Word for word, transcribe the lines below and drop the pictures.

"""

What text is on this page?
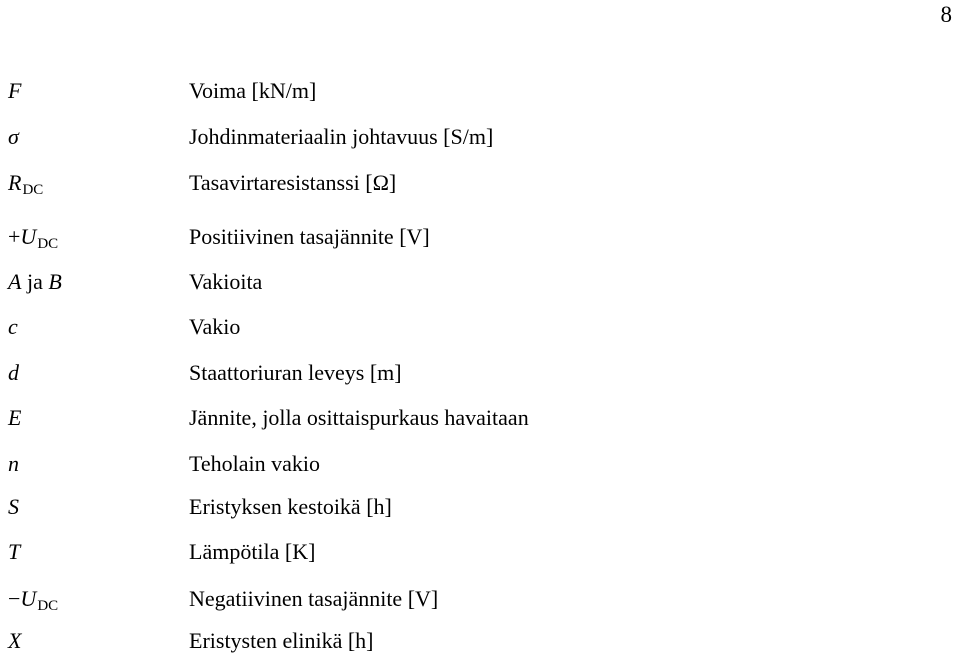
8
F	Voima [kN/m]
σ	Johdinmateriaalin johtavuus [S/m]
$R_{DC}$	Tasavirtaresistanssi [Ω]
$+U_{DC}$	Positiivinen tasajännite [V]
A ja B	Vakioita
c	Vakio
d	Staattoriuran leveys [m]
E	Jännite, jolla osittaispurkaus havaitaan
n	Teholain vakio
S	Eristyksen kestoikä [h]
T	Lämpötila [K]
$-U_{DC}$	Negatiivinen tasajännite [V]
X	Eristysten elinikä [h]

"""

◆ EXERCISE RESPONSE ◆
What text is on this page?
8
F	Voima [kN/m]
σ	Johdinmateriaalin johtavuus [S/m]
$R_{DC}$	Tasavirtaresistanssi [Ω]
$+U_{DC}$	Positiivinen tasajännite [V]
A ja B	Vakioita
c	Vakio
d	Staattoriuran leveys [m]
E	Jännite, jolla osittaispurkaus havaitaan
n	Teholain vakio
S	Eristyksen kestoikä [h]
T	Lämpötila [K]
$-U_{DC}$	Negatiivinen tasajännite [V]
X	Eristysten elinikä [h]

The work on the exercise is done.